* **DATA TO USE**
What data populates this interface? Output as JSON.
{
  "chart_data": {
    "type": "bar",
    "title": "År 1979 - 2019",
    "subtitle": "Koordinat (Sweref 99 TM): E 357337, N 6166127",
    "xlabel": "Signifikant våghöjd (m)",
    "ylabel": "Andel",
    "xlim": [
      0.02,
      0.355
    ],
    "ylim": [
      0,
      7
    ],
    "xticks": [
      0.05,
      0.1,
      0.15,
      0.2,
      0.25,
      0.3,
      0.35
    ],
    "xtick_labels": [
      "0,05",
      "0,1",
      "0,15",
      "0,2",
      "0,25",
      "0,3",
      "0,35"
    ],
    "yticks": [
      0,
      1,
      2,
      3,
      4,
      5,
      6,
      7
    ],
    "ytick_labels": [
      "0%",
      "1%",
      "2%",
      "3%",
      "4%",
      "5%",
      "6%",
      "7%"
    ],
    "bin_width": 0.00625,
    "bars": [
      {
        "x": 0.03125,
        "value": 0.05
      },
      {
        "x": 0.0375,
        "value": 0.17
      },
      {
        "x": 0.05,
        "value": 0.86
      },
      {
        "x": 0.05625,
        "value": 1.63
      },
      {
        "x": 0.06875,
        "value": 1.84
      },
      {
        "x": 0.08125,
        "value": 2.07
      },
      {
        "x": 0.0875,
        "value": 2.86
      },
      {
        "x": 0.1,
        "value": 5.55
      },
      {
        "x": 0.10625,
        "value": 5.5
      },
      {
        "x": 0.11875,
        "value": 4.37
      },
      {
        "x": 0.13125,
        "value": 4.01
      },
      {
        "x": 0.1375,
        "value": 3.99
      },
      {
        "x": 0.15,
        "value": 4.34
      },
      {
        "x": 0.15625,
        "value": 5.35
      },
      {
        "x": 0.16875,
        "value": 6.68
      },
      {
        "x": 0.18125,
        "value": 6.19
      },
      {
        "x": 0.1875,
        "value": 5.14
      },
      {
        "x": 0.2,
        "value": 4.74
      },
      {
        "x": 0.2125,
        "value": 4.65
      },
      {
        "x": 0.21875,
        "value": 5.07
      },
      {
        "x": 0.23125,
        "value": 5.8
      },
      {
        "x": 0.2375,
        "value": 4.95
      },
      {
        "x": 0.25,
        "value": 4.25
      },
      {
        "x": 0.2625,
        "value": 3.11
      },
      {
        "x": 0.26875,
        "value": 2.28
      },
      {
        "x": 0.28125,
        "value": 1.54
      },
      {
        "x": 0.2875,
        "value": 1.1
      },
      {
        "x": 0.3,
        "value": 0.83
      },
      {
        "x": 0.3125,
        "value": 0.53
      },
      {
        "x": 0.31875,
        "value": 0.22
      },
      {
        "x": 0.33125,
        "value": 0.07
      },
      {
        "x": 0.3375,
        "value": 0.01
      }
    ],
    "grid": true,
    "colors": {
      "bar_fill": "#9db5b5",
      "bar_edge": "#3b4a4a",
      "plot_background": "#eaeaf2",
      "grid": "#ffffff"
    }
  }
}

* **TASK BRIEF**
Reproduce the entries above in full, verbatim.

* **EXERCISE RESULT**
What data populates this interface? Output as JSON.
{
  "chart_data": {
    "type": "bar",
    "title": "År 1979 - 2019",
    "subtitle": "Koordinat (Sweref 99 TM): E 357337, N 6166127",
    "xlabel": "Signifikant våghöjd (m)",
    "ylabel": "Andel",
    "xlim": [
      0.02,
      0.355
    ],
    "ylim": [
      0,
      7
    ],
    "xticks": [
      0.05,
      0.1,
      0.15,
      0.2,
      0.25,
      0.3,
      0.35
    ],
    "xtick_labels": [
      "0,05",
      "0,1",
      "0,15",
      "0,2",
      "0,25",
      "0,3",
      "0,35"
    ],
    "yticks": [
      0,
      1,
      2,
      3,
      4,
      5,
      6,
      7
    ],
    "ytick_labels": [
      "0%",
      "1%",
      "2%",
      "3%",
      "4%",
      "5%",
      "6%",
      "7%"
    ],
    "bin_width": 0.00625,
    "bars": [
      {
        "x": 0.03125,
        "value": 0.05
      },
      {
        "x": 0.0375,
        "value": 0.17
      },
      {
        "x": 0.05,
        "value": 0.86
      },
      {
        "x": 0.05625,
        "value": 1.63
      },
      {
        "x": 0.06875,
        "value": 1.84
      },
      {
        "x": 0.08125,
        "value": 2.07
      },
      {
        "x": 0.0875,
        "value": 2.86
      },
      {
        "x": 0.1,
        "value": 5.55
      },
      {
        "x": 0.10625,
        "value": 5.5
      },
      {
        "x": 0.11875,
        "value": 4.37
      },
      {
        "x": 0.13125,
        "value": 4.01
      },
      {
        "x": 0.1375,
        "value": 3.99
      },
      {
        "x": 0.15,
        "value": 4.34
      },
      {
        "x": 0.15625,
        "value": 5.35
      },
      {
        "x": 0.16875,
        "value": 6.68
      },
      {
        "x": 0.18125,
        "value": 6.19
      },
      {
        "x": 0.1875,
        "value": 5.14
      },
      {
        "x": 0.2,
        "value": 4.74
      },
      {
        "x": 0.2125,
        "value": 4.65
      },
      {
        "x": 0.21875,
        "value": 5.07
      },
      {
        "x": 0.23125,
        "value": 5.8
      },
      {
        "x": 0.2375,
        "value": 4.95
      },
      {
        "x": 0.25,
        "value": 4.25
      },
      {
        "x": 0.2625,
        "value": 3.11
      },
      {
        "x": 0.26875,
        "value": 2.28
      },
      {
        "x": 0.28125,
        "value": 1.54
      },
      {
        "x": 0.2875,
        "value": 1.1
      },
      {
        "x": 0.3,
        "value": 0.83
      },
      {
        "x": 0.3125,
        "value": 0.53
      },
      {
        "x": 0.31875,
        "value": 0.22
      },
      {
        "x": 0.33125,
        "value": 0.07
      },
      {
        "x": 0.3375,
        "value": 0.01
      }
    ],
    "grid": true,
    "colors": {
      "bar_fill": "#9db5b5",
      "bar_edge": "#3b4a4a",
      "plot_background": "#eaeaf2",
      "grid": "#ffffff"
    }
  }
}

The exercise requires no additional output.